**What is required:**
What follows is a block of records; restate each one word for word.

______________________________

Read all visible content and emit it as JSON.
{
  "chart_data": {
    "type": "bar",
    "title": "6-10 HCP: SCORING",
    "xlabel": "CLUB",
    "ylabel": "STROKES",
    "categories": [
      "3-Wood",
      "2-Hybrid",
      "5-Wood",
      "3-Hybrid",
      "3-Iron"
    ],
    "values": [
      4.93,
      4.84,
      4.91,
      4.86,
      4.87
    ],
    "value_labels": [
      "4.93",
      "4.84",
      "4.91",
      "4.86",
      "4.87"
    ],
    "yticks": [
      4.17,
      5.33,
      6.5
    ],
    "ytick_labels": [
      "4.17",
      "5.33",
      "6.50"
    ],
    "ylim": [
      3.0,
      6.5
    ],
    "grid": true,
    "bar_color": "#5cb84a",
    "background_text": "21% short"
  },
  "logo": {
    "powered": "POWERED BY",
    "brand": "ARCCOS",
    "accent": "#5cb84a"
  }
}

______________________________

**Solution to the problem:**
Read all visible content and emit it as JSON.
{
  "chart_data": {
    "type": "bar",
    "title": "6-10 HCP: SCORING",
    "xlabel": "CLUB",
    "ylabel": "STROKES",
    "categories": [
      "3-Wood",
      "2-Hybrid",
      "5-Wood",
      "3-Hybrid",
      "3-Iron"
    ],
    "values": [
      4.93,
      4.84,
      4.91,
      4.86,
      4.87
    ],
    "value_labels": [
      "4.93",
      "4.84",
      "4.91",
      "4.86",
      "4.87"
    ],
    "yticks": [
      4.17,
      5.33,
      6.5
    ],
    "ytick_labels": [
      "4.17",
      "5.33",
      "6.50"
    ],
    "ylim": [
      3.0,
      6.5
    ],
    "grid": true,
    "bar_color": "#5cb84a",
    "background_text": "21% short"
  },
  "logo": {
    "powered": "POWERED BY",
    "brand": "ARCCOS",
    "accent": "#5cb84a"
  }
}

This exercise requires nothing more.